Extracted records:
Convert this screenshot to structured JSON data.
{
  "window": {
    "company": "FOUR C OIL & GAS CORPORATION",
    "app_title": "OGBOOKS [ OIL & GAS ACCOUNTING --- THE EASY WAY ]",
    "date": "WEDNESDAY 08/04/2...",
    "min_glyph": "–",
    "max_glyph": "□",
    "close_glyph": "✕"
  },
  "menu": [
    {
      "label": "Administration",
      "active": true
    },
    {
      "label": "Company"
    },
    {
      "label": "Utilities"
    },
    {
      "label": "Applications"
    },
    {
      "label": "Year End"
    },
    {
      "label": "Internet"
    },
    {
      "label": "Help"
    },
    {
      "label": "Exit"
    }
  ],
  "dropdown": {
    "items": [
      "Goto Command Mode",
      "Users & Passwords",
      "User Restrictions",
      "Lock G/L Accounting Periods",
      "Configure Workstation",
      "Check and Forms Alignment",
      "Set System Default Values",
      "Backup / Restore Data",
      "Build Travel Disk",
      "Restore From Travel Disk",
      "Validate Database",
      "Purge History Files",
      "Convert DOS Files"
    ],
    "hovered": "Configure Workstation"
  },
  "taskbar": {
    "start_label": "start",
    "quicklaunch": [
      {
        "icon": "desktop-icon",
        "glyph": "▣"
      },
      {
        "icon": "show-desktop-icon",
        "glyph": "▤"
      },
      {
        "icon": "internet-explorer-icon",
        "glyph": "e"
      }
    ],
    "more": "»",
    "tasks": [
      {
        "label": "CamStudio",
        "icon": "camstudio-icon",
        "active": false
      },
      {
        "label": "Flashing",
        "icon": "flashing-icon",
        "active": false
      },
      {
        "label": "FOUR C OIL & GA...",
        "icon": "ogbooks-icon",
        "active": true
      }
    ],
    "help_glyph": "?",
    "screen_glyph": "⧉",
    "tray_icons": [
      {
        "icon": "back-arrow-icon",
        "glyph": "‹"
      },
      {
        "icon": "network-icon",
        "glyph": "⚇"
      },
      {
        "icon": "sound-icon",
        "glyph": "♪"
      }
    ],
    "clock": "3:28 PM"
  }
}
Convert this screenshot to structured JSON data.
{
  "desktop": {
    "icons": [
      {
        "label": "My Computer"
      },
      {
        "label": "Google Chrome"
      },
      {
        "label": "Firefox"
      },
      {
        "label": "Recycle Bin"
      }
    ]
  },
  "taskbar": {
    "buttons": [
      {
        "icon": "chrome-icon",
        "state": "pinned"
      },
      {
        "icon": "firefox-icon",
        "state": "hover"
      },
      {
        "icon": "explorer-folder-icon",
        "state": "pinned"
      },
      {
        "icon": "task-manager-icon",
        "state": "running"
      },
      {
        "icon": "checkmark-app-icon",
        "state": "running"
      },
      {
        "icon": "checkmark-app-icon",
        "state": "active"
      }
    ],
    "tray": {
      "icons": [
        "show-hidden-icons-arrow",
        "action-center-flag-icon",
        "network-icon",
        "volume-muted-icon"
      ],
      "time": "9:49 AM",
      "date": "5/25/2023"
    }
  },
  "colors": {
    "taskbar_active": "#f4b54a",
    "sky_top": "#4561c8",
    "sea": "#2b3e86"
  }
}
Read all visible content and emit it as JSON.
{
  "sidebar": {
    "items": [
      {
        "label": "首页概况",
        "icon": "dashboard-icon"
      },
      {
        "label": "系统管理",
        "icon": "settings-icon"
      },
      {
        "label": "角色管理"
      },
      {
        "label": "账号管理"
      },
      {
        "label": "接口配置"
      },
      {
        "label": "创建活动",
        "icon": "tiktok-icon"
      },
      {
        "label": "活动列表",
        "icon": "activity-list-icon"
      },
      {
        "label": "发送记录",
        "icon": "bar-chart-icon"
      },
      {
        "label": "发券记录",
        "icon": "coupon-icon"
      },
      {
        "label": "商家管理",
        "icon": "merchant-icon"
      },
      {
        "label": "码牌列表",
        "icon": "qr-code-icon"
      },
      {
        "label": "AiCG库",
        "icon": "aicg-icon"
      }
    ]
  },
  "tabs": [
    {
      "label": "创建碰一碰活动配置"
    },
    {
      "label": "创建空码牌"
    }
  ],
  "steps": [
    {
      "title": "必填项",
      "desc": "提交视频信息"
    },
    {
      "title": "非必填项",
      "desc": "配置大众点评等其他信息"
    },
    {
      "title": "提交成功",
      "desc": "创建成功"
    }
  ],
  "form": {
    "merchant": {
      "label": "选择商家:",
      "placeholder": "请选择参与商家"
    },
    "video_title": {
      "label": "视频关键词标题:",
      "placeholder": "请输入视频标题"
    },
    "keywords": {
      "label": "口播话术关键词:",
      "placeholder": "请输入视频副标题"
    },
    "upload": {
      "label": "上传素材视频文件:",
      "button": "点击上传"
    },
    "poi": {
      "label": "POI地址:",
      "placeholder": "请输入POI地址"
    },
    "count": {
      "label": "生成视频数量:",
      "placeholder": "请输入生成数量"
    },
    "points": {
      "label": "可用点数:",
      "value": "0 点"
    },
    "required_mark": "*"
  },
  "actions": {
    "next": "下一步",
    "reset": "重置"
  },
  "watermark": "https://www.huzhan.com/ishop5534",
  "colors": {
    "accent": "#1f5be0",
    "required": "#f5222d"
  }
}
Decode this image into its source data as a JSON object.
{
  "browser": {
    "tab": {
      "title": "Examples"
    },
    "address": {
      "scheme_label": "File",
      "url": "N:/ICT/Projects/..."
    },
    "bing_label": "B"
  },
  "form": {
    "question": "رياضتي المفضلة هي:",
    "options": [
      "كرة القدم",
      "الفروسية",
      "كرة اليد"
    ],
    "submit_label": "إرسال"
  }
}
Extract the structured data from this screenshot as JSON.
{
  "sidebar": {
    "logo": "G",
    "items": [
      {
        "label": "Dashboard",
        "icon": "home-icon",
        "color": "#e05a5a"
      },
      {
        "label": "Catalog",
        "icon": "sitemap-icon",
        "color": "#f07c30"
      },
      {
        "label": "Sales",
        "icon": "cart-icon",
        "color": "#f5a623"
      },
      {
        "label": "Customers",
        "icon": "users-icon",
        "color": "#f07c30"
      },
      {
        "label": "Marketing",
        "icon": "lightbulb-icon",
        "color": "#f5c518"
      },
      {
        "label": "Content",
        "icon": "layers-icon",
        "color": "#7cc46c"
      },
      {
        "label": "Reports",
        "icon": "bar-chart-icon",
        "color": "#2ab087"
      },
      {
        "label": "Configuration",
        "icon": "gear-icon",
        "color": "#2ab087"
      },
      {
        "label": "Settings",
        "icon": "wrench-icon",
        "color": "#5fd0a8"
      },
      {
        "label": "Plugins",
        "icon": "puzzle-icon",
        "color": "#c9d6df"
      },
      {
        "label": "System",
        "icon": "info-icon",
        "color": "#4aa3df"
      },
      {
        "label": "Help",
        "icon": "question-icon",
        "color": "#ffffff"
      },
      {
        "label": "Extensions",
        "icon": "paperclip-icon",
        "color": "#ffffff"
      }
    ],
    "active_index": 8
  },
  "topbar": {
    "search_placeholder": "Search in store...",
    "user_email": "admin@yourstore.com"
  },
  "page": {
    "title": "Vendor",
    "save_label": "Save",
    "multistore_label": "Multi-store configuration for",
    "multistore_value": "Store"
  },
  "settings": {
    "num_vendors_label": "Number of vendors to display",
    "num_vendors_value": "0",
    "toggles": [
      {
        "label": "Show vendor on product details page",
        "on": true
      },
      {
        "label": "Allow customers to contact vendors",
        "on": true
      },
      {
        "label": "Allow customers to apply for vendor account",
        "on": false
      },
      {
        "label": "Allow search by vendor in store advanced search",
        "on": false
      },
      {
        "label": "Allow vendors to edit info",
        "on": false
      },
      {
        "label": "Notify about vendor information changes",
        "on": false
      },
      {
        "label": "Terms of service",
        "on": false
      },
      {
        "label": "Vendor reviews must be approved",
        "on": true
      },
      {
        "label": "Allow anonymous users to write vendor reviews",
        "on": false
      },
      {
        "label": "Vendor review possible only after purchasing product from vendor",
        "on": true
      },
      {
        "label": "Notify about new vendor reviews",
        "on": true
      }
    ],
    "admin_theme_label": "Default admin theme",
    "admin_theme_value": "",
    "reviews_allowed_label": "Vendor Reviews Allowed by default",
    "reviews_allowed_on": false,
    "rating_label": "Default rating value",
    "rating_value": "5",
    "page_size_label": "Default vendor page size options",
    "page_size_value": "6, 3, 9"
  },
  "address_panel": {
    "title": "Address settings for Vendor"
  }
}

■ **Directive**
Identify the lines above with the word "desktop". Copy them.

■ **Task solution**
        "icon": "desktop-icon",
        "icon": "show-desktop-icon",
  "desktop": {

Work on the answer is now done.